What you need to do:
Separate out the lines that hold "الله".

━━━━

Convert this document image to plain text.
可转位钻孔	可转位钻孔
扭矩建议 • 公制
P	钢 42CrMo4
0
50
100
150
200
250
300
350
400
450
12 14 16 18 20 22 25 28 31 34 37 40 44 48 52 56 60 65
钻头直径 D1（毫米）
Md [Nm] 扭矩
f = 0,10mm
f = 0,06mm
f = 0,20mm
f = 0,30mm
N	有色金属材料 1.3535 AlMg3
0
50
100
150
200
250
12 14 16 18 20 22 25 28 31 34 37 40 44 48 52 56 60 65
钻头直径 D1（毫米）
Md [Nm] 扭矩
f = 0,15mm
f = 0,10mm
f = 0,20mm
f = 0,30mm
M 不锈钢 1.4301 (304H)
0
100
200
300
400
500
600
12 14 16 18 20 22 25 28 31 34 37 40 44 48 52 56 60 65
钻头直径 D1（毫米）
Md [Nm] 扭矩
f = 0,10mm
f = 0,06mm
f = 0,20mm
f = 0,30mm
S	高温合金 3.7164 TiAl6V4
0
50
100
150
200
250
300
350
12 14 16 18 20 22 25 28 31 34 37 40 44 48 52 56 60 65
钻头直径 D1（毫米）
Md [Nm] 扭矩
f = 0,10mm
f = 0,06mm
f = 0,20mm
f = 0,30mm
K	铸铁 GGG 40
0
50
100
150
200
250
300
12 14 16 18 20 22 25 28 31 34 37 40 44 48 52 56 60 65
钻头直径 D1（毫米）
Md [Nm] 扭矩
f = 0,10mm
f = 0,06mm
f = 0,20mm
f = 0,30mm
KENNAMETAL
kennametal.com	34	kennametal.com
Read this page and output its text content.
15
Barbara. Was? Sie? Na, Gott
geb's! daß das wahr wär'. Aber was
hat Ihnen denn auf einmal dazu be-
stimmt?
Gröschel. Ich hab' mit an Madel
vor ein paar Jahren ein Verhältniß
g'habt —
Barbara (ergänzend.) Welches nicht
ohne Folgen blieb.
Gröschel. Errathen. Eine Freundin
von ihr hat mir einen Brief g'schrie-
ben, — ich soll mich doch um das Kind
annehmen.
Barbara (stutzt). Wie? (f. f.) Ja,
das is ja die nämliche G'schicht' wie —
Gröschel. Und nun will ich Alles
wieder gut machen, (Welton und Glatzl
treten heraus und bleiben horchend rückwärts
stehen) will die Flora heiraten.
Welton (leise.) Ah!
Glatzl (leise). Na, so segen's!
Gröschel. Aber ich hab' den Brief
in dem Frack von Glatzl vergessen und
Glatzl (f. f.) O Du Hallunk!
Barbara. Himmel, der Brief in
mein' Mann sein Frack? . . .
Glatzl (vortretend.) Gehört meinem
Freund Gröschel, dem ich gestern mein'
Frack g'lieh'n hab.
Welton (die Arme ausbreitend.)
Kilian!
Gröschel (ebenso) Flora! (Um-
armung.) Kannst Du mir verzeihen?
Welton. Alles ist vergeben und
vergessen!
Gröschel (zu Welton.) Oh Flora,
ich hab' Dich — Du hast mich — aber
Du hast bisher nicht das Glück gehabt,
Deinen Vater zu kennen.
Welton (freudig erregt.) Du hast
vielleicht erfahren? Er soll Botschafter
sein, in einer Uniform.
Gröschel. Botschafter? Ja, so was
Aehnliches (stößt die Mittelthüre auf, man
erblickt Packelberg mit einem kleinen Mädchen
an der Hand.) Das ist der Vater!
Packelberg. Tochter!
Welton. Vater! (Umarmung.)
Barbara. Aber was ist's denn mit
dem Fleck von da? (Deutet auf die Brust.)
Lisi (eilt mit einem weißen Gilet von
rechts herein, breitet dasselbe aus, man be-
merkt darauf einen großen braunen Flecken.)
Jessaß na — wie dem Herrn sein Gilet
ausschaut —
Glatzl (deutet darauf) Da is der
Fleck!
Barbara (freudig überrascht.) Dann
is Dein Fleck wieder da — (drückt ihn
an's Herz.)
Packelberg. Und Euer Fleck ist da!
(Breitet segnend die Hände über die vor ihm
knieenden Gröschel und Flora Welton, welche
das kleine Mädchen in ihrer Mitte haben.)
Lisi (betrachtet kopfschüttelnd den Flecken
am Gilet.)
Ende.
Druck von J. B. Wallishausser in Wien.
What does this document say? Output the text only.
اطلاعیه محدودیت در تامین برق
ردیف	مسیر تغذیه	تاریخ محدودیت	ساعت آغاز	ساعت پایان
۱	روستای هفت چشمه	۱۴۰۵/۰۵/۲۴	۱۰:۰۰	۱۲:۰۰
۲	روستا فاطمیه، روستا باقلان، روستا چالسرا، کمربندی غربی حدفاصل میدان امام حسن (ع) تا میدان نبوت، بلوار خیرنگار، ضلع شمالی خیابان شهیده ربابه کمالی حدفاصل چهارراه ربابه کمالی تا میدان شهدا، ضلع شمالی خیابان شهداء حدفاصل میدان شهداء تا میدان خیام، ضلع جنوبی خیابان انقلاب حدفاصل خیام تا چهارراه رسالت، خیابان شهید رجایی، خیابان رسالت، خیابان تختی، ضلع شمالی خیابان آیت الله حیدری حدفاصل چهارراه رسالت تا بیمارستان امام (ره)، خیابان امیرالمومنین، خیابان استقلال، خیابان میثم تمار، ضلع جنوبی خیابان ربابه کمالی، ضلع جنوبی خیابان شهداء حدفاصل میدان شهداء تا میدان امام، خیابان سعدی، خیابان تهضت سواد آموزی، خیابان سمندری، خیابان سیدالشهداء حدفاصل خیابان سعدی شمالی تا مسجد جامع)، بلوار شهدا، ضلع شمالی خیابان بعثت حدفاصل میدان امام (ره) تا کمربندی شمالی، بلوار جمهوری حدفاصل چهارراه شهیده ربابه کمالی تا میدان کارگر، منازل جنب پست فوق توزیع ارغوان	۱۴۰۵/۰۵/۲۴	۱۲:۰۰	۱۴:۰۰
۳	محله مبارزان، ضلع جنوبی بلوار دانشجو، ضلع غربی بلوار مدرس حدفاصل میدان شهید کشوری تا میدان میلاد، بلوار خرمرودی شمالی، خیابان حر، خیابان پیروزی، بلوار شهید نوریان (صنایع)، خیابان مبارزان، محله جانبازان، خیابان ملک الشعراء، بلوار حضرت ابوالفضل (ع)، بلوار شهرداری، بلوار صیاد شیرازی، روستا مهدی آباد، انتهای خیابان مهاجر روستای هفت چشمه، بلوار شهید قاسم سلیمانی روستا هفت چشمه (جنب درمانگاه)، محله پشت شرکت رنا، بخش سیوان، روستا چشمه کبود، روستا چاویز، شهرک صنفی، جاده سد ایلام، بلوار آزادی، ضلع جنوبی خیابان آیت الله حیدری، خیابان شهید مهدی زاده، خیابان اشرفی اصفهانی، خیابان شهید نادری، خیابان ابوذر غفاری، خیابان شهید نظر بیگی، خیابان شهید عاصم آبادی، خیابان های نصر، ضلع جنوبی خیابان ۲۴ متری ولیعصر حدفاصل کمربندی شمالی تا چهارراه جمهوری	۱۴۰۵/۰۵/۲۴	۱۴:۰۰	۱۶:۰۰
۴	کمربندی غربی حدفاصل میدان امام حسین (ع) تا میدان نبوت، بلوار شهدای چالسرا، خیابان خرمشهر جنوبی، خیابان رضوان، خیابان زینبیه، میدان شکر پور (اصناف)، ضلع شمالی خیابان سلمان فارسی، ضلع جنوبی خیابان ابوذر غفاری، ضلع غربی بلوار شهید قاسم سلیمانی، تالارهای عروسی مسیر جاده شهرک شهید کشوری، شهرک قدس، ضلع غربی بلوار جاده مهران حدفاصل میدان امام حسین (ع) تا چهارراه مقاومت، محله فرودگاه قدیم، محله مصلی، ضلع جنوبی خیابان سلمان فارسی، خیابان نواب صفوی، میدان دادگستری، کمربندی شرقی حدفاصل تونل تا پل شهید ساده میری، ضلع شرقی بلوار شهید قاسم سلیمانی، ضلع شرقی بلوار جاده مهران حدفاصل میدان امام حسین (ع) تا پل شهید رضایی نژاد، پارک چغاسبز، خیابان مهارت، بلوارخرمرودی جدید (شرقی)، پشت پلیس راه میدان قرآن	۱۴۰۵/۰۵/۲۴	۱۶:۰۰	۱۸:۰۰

━━━━

The reply:
۲	روستا فاطمیه، روستا باقلان، روستا چالسرا، کمربندی غربی حدفاصل میدان امام حسن (ع) تا میدان نبوت، بلوار خیرنگار، ضلع شمالی خیابان شهیده ربابه کمالی حدفاصل چهارراه ربابه کمالی تا میدان شهدا، ضلع شمالی خیابان شهداء حدفاصل میدان شهداء تا میدان خیام، ضلع جنوبی خیابان انقلاب حدفاصل خیام تا چهارراه رسالت، خیابان شهید رجایی، خیابان رسالت، خیابان تختی، ضلع شمالی خیابان آیت الله حیدری حدفاصل چهارراه رسالت تا بیمارستان امام (ره)، خیابان امیرالمومنین، خیابان استقلال، خیابان میثم تمار، ضلع جنوبی خیابان ربابه کمالی، ضلع جنوبی خیابان شهداء حدفاصل میدان شهداء تا میدان امام، خیابان سعدی، خیابان تهضت سواد آموزی، خیابان سمندری، خیابان سیدالشهداء حدفاصل خیابان سعدی شمالی تا مسجد جامع)، بلوار شهدا، ضلع شمالی خیابان بعثت حدفاصل میدان امام (ره) تا کمربندی شمالی، بلوار جمهوری حدفاصل چهارراه شهیده ربابه کمالی تا میدان کارگر، منازل جنب پست فوق توزیع ارغوان	۱۴۰۵/۰۵/۲۴	۱۲:۰۰	۱۴:۰۰
۳	محله مبارزان، ضلع جنوبی بلوار دانشجو، ضلع غربی بلوار مدرس حدفاصل میدان شهید کشوری تا میدان میلاد، بلوار خرمرودی شمالی، خیابان حر، خیابان پیروزی، بلوار شهید نوریان (صنایع)، خیابان مبارزان، محله جانبازان، خیابان ملک الشعراء، بلوار حضرت ابوالفضل (ع)، بلوار شهرداری، بلوار صیاد شیرازی، روستا مهدی آباد، انتهای خیابان مهاجر روستای هفت چشمه، بلوار شهید قاسم سلیمانی روستا هفت چشمه (جنب درمانگاه)، محله پشت شرکت رنا، بخش سیوان، روستا چشمه کبود، روستا چاویز، شهرک صنفی، جاده سد ایلام، بلوار آزادی، ضلع جنوبی خیابان آیت الله حیدری، خیابان شهید مهدی زاده، خیابان اشرفی اصفهانی، خیابان شهید نادری، خیابان ابوذر غفاری، خیابان شهید نظر بیگی، خیابان شهید عاصم آبادی، خیابان های نصر، ضلع جنوبی خیابان ۲۴ متری ولیعصر حدفاصل کمربندی شمالی تا چهارراه جمهوری	۱۴۰۵/۰۵/۲۴	۱۴:۰۰	۱۶:۰۰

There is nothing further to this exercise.